**INSTRUCTIONS**.
1: Name every band mentioned in the Local Natives concert review below.
2: In the Local Natives concert review below, what did the text message from promoter Jagi Katial say?

**SELECTED EXCERPT**.

════

Ed. Note: As anyone who followed our SXSW coverage would know, perhaps no band got as much critical love thrown its way as L.A.'s Local Natives. So much so that, when the Natives returned to Mango's this past Saturday, somehow Rocks Off wound up with three reviewers at the show. It might have been four, but on our own way to Mango's, we got a text-message from promoter Jagi Katial saying "No more please." First up, Brandon K. Hernsberger...
Storms, as they do, propagate. This one started in Austin a few weeks ago at SXSW, when music lovers (or waiting in line lovers at the very least) from across the state got their first live taste of Local Natives. The Los Angeles five-piece brought with them the drum-lovery of Talking Heads fused seamlessly with a dance-popperation that in a weird way reminds Aftermath of what it might feel like if Grizzly Bear turned into a hobo sucking Quaaludes mixed inside a meth-Slurpee in some kind of bizarro urban barn-house under a sky of blurry pink raindrops.
The galvanizing storm that started in Austin has finally made its way to us, and it is one that, at least judging by Saturday night's performance, has exploded through the X's of electrical tape affixed to the minds of even the most "I've heard it all before, come on and gimme something new, wouldja?" type music cynic. Call it Hurricane Like.

════

**SUPPLIED RECORDS**.

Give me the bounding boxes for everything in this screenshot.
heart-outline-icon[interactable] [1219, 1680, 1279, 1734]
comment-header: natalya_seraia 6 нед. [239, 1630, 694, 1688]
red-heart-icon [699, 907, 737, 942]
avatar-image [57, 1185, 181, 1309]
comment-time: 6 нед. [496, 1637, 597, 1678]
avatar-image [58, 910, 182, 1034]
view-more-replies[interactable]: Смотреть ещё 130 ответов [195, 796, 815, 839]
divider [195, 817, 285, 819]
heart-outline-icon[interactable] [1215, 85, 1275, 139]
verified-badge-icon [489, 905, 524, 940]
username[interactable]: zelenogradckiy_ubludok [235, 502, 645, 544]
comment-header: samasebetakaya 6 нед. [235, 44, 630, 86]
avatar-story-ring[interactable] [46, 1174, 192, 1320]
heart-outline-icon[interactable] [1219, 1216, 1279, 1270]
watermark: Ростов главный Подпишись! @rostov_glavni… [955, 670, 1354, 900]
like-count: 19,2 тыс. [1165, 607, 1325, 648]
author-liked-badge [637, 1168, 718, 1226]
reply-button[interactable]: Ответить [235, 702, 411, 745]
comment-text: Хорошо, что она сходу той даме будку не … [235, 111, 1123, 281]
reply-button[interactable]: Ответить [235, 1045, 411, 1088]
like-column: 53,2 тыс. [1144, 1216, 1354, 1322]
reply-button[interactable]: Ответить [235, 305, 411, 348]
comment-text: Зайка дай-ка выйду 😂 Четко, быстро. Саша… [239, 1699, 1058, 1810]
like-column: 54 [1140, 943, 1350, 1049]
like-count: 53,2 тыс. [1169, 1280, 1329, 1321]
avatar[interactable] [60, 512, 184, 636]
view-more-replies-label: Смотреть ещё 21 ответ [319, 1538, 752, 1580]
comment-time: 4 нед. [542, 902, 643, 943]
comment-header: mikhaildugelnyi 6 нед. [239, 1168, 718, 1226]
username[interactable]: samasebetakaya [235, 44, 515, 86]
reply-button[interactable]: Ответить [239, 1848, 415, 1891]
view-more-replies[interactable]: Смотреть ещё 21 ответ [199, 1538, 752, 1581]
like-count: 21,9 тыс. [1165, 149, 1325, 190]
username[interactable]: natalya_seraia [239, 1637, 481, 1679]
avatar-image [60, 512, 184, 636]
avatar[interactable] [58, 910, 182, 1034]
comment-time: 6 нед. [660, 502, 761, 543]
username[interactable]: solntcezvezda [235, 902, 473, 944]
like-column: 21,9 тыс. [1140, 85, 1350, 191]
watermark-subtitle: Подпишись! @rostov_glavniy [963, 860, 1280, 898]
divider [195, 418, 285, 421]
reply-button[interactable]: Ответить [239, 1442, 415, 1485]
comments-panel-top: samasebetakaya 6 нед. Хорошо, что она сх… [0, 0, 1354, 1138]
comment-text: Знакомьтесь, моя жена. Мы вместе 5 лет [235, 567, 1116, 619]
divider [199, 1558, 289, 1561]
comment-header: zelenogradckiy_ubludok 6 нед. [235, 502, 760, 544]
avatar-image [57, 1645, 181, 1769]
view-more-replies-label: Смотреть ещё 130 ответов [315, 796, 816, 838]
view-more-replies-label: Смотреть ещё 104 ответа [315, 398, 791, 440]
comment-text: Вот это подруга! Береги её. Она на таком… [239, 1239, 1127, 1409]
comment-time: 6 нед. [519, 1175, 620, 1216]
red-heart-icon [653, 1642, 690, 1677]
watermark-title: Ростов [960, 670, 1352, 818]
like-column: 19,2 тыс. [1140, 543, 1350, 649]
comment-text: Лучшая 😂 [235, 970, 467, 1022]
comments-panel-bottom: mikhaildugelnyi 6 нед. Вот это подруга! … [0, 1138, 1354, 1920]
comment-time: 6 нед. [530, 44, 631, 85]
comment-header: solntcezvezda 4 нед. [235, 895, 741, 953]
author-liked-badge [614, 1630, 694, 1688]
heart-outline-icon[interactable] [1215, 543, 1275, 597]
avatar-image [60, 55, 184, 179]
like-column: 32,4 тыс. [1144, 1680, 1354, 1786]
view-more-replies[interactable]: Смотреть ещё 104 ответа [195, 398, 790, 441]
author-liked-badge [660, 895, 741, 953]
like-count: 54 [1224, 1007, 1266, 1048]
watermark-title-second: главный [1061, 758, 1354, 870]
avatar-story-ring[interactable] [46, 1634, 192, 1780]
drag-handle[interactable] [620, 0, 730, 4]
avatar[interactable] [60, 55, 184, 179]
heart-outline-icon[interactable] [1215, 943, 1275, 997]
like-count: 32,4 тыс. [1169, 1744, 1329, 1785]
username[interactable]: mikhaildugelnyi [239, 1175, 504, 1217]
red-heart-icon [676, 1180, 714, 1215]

════

**RESULTS BY TASK**.
1: Local Natives, Talking Heads, Grizzly Bear

2: "No more please."